## Description of the task
Rewrite the listing below with every "chevron-down-icon" changed to "arrow-down-icon" and nothing else altered, and leave out the pictures.

[start]

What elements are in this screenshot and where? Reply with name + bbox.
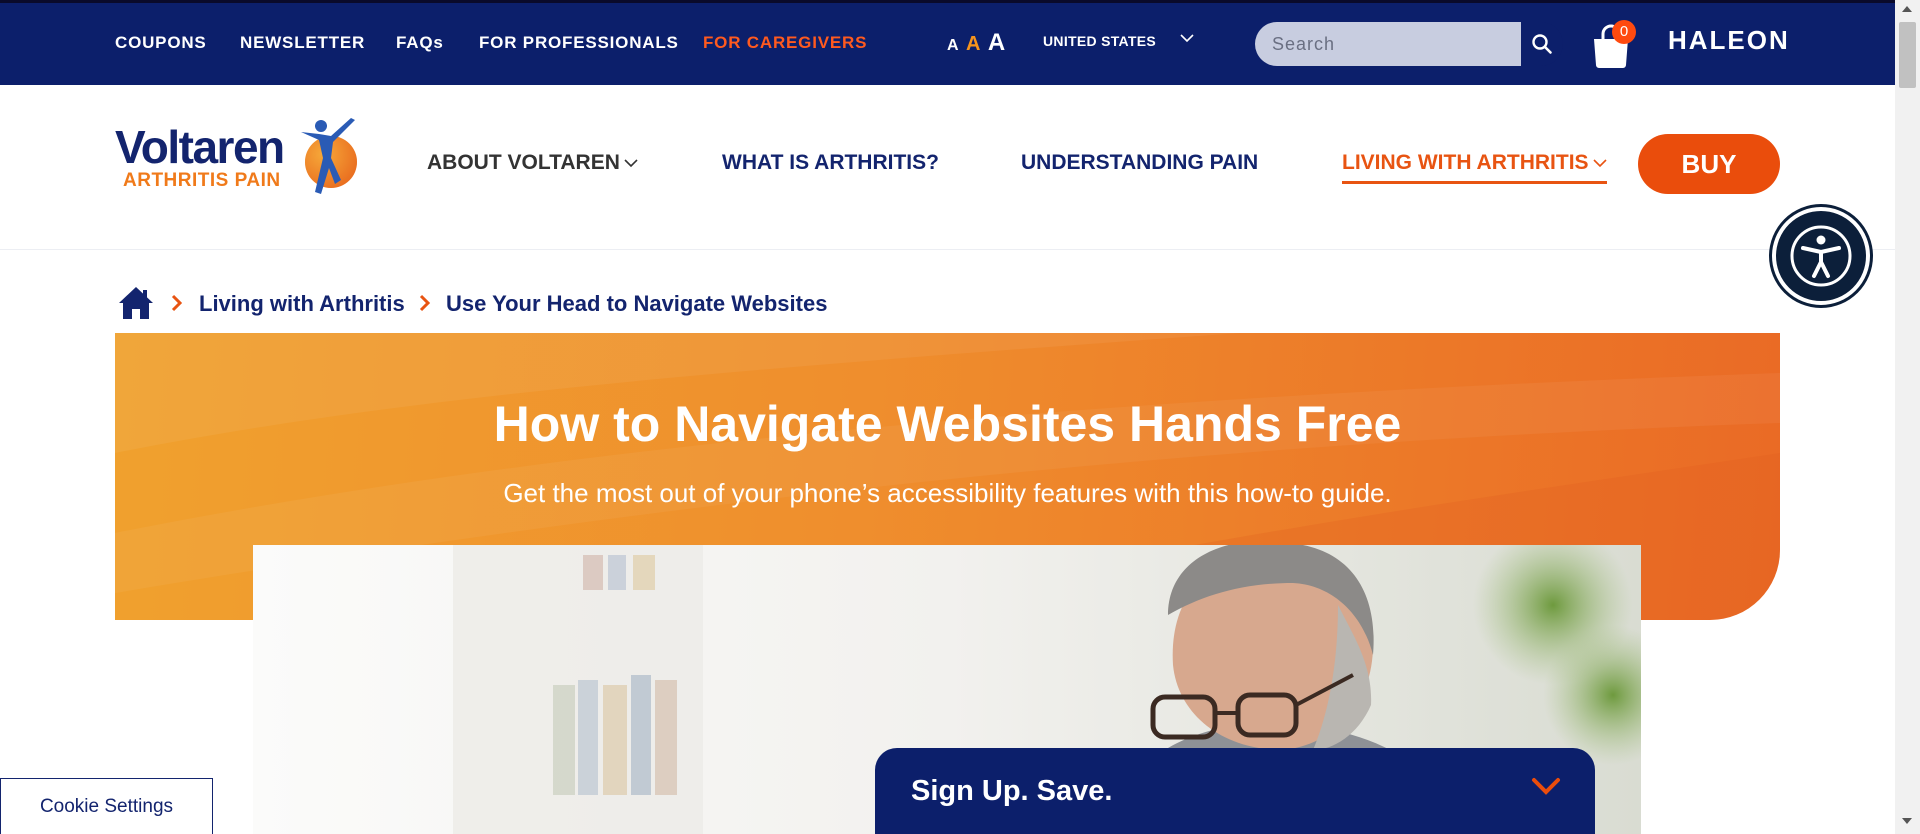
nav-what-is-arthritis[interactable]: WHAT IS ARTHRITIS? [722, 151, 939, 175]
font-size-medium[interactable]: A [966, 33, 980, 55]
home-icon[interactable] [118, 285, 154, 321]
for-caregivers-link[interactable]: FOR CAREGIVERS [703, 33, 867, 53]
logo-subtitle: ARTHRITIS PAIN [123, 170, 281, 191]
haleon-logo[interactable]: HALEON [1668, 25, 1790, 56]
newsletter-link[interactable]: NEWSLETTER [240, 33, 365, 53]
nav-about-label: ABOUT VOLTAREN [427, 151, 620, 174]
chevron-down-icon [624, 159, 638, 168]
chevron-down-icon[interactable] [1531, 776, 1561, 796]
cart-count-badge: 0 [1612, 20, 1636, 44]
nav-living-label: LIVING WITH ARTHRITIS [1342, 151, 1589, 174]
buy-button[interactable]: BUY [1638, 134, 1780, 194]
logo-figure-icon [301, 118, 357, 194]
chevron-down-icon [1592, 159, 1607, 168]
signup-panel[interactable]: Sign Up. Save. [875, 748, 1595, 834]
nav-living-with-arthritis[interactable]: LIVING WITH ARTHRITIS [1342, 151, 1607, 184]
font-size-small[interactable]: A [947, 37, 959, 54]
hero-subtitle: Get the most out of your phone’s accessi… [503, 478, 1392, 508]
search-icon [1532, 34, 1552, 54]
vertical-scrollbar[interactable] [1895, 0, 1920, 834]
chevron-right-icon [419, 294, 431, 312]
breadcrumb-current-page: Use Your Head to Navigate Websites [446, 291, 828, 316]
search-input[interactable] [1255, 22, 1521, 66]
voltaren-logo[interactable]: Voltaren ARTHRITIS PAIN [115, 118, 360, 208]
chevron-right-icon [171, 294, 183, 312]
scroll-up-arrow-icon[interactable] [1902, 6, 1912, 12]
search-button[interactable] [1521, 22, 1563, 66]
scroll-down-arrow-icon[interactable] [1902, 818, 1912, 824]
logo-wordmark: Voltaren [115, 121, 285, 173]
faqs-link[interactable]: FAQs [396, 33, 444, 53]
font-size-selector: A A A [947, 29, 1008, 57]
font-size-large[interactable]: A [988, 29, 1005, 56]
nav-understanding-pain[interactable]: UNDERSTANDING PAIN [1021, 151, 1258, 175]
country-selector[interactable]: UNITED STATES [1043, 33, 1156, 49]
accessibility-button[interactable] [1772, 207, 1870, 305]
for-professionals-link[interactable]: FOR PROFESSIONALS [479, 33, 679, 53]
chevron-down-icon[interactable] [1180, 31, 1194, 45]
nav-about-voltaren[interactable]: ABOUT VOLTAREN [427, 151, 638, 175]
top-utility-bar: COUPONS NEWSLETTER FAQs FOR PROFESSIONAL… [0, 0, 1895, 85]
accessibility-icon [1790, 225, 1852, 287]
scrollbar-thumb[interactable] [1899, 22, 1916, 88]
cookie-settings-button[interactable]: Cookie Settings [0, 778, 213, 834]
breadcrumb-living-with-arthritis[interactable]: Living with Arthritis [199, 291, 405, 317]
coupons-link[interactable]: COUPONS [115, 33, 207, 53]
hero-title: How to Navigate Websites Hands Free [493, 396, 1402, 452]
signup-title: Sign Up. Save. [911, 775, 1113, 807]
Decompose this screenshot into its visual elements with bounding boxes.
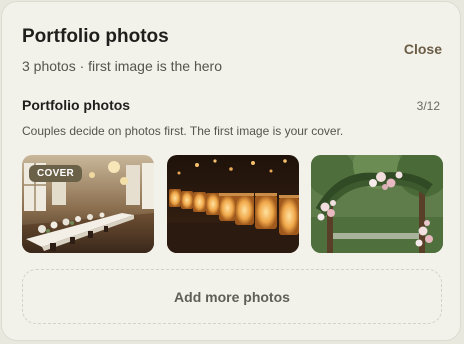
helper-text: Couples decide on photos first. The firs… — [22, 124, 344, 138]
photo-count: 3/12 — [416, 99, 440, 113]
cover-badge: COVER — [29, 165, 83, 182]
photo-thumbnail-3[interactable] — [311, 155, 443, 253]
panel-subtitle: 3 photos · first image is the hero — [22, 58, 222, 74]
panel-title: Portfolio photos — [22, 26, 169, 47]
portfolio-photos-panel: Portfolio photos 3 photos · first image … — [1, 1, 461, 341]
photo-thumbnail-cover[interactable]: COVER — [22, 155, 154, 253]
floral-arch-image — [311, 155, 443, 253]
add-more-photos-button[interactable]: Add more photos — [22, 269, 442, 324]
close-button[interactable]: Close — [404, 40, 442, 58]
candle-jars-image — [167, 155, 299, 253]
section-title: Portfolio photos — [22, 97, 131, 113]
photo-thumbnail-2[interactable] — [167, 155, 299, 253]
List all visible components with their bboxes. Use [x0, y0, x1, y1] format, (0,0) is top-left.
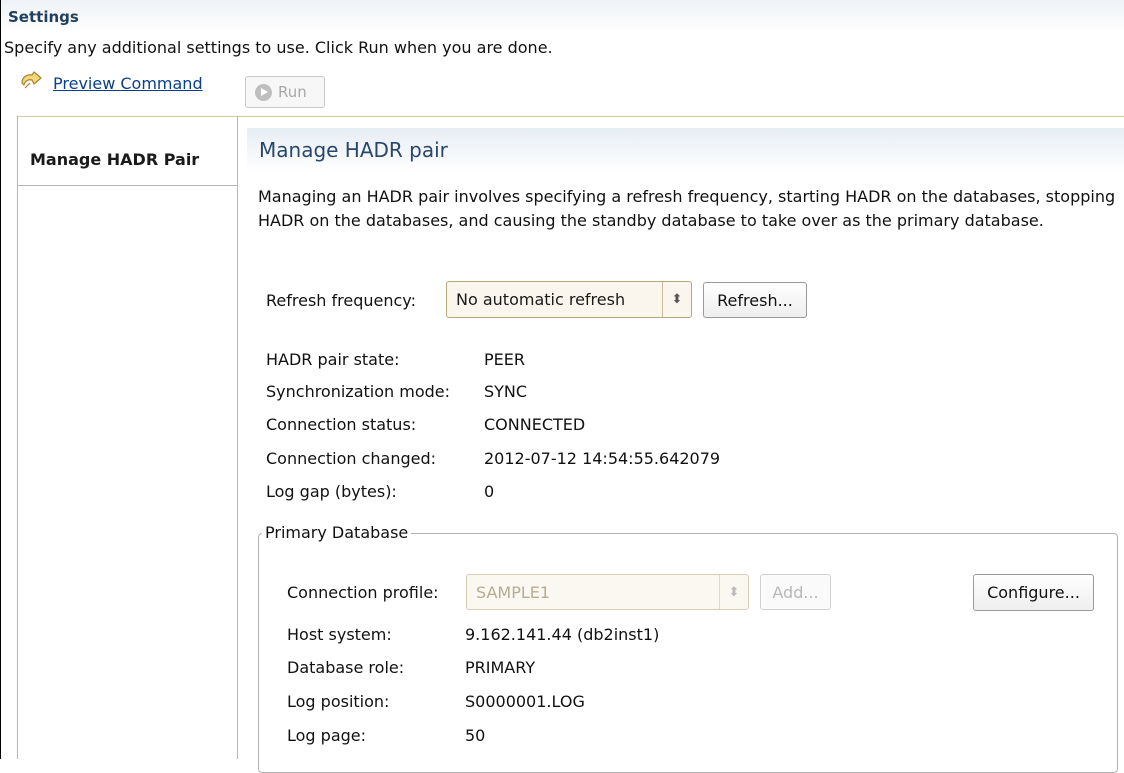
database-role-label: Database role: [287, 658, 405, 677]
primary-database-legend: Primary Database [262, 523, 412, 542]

[end]

## In response
What elements are in this screenshot and where? Reply with name + bbox.
nav-what-is-arthritis[interactable]: WHAT IS ARTHRITIS? [722, 151, 939, 175]
font-size-medium[interactable]: A [966, 33, 980, 55]
home-icon[interactable] [118, 285, 154, 321]
for-caregivers-link[interactable]: FOR CAREGIVERS [703, 33, 867, 53]
logo-subtitle: ARTHRITIS PAIN [123, 170, 281, 191]
haleon-logo[interactable]: HALEON [1668, 25, 1790, 56]
newsletter-link[interactable]: NEWSLETTER [240, 33, 365, 53]
nav-about-label: ABOUT VOLTAREN [427, 151, 620, 174]
arrow-down-icon [624, 159, 638, 168]
arrow-down-icon[interactable] [1531, 776, 1561, 796]
cart-count-badge: 0 [1612, 20, 1636, 44]
nav-living-label: LIVING WITH ARTHRITIS [1342, 151, 1589, 174]
buy-button[interactable]: BUY [1638, 134, 1780, 194]
logo-figure-icon [301, 118, 357, 194]
arrow-down-icon [1592, 159, 1607, 168]
signup-panel[interactable]: Sign Up. Save. [875, 748, 1595, 834]
nav-living-with-arthritis[interactable]: LIVING WITH ARTHRITIS [1342, 151, 1607, 184]
font-size-small[interactable]: A [947, 37, 959, 54]
hero-subtitle: Get the most out of your phone’s accessi… [503, 478, 1392, 508]
search-icon [1532, 34, 1552, 54]
vertical-scrollbar[interactable] [1895, 0, 1920, 834]
chevron-right-icon [419, 294, 431, 312]
breadcrumb-current-page: Use Your Head to Navigate Websites [446, 291, 828, 316]
search-input[interactable] [1255, 22, 1521, 66]
voltaren-logo[interactable]: Voltaren ARTHRITIS PAIN [115, 118, 360, 208]
chevron-right-icon [171, 294, 183, 312]
scroll-up-arrow-icon[interactable] [1902, 6, 1912, 12]
search-button[interactable] [1521, 22, 1563, 66]
scroll-down-arrow-icon[interactable] [1902, 818, 1912, 824]
logo-wordmark: Voltaren [115, 121, 285, 173]
faqs-link[interactable]: FAQs [396, 33, 444, 53]
font-size-selector: A A A [947, 29, 1008, 57]
font-size-large[interactable]: A [988, 29, 1005, 56]
nav-understanding-pain[interactable]: UNDERSTANDING PAIN [1021, 151, 1258, 175]
country-selector[interactable]: UNITED STATES [1043, 33, 1156, 49]
accessibility-button[interactable] [1772, 207, 1870, 305]
for-professionals-link[interactable]: FOR PROFESSIONALS [479, 33, 679, 53]
arrow-down-icon[interactable] [1180, 31, 1194, 45]
nav-about-voltaren[interactable]: ABOUT VOLTAREN [427, 151, 638, 175]
top-utility-bar: COUPONS NEWSLETTER FAQs FOR PROFESSIONAL… [0, 0, 1895, 85]
accessibility-icon [1790, 225, 1852, 287]
scrollbar-thumb[interactable] [1899, 22, 1916, 88]
cookie-settings-button[interactable]: Cookie Settings [0, 778, 213, 834]
breadcrumb-living-with-arthritis[interactable]: Living with Arthritis [199, 291, 405, 317]
coupons-link[interactable]: COUPONS [115, 33, 207, 53]
hero-title: How to Navigate Websites Hands Free [493, 396, 1402, 452]
signup-title: Sign Up. Save. [911, 775, 1113, 807]
Decompose this screenshot into its visual elements with bounding boxes.
helper-text: Couples decide on photos first. The firs… — [22, 124, 344, 138]
photo-count: 3/12 — [416, 99, 440, 113]
cover-badge: COVER — [29, 165, 83, 182]
photo-thumbnail-3[interactable] — [311, 155, 443, 253]
panel-subtitle: 3 photos · first image is the hero — [22, 58, 222, 74]
panel-title: Portfolio photos — [22, 26, 169, 47]
portfolio-photos-panel: Portfolio photos 3 photos · first image … — [1, 1, 461, 341]
photo-thumbnail-cover[interactable]: COVER — [22, 155, 154, 253]
floral-arch-image — [311, 155, 443, 253]
add-more-photos-button[interactable]: Add more photos — [22, 269, 442, 324]
close-button[interactable]: Close — [404, 40, 442, 58]
candle-jars-image — [167, 155, 299, 253]
section-title: Portfolio photos — [22, 97, 131, 113]
photo-thumbnail-2[interactable] — [167, 155, 299, 253]
List all visible components with their bboxes. Use [x0, y0, x1, y1] format, (0,0) is top-left.
database-role-label: Database role: [287, 658, 405, 677]
primary-database-legend: Primary Database [262, 523, 412, 542]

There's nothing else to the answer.